• _Work required_
Scan the data below and pick out the lines containing the word "JSON".

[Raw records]
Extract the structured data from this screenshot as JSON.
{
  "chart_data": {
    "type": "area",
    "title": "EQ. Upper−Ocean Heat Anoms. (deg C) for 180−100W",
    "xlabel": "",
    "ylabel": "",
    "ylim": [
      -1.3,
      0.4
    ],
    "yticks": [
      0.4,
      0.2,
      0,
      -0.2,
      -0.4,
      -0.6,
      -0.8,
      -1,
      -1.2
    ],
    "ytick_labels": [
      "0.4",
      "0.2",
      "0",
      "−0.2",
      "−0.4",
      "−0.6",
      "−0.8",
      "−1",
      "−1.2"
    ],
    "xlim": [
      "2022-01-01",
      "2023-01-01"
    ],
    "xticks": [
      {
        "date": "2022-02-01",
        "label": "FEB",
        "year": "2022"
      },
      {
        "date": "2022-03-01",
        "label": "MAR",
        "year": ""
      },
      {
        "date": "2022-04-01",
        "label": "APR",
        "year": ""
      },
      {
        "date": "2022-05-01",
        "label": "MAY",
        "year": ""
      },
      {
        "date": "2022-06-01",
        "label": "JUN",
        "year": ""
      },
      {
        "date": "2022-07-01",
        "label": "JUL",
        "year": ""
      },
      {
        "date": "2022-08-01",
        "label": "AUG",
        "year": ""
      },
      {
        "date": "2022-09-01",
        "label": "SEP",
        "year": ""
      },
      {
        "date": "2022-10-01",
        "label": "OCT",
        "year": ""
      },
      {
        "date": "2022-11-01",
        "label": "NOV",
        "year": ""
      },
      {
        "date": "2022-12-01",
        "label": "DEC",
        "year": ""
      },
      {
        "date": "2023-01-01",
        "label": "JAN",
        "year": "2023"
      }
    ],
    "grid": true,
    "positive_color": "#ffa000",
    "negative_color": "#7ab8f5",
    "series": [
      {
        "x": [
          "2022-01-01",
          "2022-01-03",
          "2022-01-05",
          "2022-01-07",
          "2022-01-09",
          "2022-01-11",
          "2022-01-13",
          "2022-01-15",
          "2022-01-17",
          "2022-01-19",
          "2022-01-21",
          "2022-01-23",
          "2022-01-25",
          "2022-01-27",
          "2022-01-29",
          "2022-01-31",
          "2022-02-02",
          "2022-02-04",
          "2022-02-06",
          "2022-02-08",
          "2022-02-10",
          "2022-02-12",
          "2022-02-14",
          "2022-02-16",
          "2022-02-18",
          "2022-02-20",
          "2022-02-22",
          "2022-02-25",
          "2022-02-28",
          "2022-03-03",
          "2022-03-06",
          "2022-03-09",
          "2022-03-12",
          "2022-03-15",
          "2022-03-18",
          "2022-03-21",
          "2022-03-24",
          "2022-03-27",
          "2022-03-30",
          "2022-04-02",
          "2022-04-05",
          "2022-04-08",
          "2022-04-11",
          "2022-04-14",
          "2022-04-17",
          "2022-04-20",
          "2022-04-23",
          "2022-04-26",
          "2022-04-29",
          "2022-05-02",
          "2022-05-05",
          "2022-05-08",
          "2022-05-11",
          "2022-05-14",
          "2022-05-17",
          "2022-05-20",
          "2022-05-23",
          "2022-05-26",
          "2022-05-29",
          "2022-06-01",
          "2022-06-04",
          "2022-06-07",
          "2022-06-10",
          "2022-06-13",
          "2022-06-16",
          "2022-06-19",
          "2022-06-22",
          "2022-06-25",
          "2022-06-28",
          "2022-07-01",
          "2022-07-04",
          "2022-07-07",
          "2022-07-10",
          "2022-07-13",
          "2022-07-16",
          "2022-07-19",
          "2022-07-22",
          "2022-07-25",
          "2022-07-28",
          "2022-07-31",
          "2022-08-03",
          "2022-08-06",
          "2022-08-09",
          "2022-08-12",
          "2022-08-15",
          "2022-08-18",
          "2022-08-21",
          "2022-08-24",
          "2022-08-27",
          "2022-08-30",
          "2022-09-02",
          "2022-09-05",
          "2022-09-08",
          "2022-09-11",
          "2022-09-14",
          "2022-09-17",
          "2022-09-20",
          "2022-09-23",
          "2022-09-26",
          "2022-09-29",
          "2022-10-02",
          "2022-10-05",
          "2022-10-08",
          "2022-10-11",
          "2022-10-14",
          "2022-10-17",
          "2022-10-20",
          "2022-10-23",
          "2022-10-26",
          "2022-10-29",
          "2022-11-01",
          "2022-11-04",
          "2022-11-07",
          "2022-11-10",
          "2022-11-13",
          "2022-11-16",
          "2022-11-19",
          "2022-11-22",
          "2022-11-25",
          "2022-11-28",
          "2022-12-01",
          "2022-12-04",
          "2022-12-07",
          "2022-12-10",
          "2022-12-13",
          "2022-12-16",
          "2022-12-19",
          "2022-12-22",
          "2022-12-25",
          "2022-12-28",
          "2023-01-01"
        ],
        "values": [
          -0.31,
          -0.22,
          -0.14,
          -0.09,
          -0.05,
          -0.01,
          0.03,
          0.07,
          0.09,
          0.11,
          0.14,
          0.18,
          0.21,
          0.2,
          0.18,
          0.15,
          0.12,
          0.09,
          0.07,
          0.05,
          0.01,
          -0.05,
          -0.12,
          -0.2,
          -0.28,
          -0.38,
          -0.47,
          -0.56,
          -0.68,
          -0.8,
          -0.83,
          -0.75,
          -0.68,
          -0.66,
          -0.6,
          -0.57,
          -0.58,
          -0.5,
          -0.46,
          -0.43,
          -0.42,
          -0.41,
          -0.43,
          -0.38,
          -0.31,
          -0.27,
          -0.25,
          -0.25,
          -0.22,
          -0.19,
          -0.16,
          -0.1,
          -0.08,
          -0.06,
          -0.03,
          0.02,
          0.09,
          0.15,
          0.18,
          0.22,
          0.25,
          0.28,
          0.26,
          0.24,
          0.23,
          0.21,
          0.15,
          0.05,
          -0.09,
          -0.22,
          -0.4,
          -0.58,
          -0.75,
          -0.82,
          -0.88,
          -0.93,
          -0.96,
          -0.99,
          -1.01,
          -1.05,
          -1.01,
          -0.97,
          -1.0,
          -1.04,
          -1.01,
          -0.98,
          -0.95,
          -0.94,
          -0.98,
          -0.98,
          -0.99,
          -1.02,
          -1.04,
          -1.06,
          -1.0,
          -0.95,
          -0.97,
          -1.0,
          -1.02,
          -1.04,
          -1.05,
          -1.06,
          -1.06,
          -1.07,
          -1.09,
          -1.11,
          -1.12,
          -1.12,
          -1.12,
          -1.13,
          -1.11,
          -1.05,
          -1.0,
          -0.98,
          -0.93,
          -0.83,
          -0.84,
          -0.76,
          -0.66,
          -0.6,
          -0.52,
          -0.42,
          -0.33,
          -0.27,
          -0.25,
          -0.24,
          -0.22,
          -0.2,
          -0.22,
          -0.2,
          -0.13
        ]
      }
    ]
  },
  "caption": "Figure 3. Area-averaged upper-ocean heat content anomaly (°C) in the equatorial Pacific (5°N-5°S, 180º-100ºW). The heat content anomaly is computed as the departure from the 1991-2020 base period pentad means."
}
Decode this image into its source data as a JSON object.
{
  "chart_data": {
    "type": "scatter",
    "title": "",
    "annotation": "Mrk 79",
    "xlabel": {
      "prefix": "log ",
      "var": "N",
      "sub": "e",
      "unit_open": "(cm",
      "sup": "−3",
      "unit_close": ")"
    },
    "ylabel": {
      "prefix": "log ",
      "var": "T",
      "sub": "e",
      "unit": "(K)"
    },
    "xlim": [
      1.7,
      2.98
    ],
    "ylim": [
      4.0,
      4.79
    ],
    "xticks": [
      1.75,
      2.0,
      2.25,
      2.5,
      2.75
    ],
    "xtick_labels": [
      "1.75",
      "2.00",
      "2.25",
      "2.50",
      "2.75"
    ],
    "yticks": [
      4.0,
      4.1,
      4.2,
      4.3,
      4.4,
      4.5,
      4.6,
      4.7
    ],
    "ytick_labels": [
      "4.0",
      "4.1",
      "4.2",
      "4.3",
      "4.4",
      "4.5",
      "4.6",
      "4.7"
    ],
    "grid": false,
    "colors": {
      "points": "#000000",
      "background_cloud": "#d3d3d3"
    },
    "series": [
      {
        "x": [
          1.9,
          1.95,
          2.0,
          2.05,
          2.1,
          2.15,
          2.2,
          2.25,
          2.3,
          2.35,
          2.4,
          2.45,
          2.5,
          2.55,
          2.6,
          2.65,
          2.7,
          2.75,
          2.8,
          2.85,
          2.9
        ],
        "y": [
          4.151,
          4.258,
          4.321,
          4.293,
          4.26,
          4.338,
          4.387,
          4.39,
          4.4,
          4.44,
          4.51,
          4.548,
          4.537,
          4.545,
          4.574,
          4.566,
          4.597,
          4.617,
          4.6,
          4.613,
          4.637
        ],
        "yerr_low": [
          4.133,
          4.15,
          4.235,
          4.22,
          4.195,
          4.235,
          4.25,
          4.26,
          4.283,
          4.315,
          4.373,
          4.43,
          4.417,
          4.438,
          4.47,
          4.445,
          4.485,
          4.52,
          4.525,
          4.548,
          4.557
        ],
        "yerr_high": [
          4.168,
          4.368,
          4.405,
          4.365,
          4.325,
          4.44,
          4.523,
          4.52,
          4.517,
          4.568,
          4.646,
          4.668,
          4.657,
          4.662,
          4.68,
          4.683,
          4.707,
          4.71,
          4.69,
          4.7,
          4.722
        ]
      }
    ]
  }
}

• _Exercise answer_
Extract the structured data from this screenshot as JSON.
Decode this image into its source data as a JSON object.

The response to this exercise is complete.